*TASK STATEMENT:* Reproduce all entries verbatim, with nothing added or dropped.

*EXERCISE MATERIALS:*
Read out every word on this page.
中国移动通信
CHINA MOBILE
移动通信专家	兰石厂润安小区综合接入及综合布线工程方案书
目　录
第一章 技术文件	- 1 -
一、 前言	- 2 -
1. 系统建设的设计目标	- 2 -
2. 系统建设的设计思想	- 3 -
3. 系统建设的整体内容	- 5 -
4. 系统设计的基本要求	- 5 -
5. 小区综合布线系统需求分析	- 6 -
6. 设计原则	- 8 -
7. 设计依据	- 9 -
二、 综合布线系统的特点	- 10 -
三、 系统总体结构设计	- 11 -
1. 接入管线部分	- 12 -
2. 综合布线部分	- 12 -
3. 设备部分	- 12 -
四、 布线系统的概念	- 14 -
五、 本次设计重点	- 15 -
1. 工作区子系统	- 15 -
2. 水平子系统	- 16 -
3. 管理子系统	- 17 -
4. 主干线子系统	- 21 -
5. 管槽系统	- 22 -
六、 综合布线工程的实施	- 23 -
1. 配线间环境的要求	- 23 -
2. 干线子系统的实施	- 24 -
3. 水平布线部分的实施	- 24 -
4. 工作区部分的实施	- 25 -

*TASK OUTPUT:*
Read out every word on this page.
中国移动通信
CHINA MOBILE
移动通信专家	兰石厂润安小区综合接入及综合布线工程方案书
目　录
第一章 技术文件	- 1 -
一、 前言	- 2 -
1. 系统建设的设计目标	- 2 -
2. 系统建设的设计思想	- 3 -
3. 系统建设的整体内容	- 5 -
4. 系统设计的基本要求	- 5 -
5. 小区综合布线系统需求分析	- 6 -
6. 设计原则	- 8 -
7. 设计依据	- 9 -
二、 综合布线系统的特点	- 10 -
三、 系统总体结构设计	- 11 -
1. 接入管线部分	- 12 -
2. 综合布线部分	- 12 -
3. 设备部分	- 12 -
四、 布线系统的概念	- 14 -
五、 本次设计重点	- 15 -
1. 工作区子系统	- 15 -
2. 水平子系统	- 16 -
3. 管理子系统	- 17 -
4. 主干线子系统	- 21 -
5. 管槽系统	- 22 -
六、 综合布线工程的实施	- 23 -
1. 配线间环境的要求	- 23 -
2. 干线子系统的实施	- 24 -
3. 水平布线部分的实施	- 24 -
4. 工作区部分的实施	- 25 -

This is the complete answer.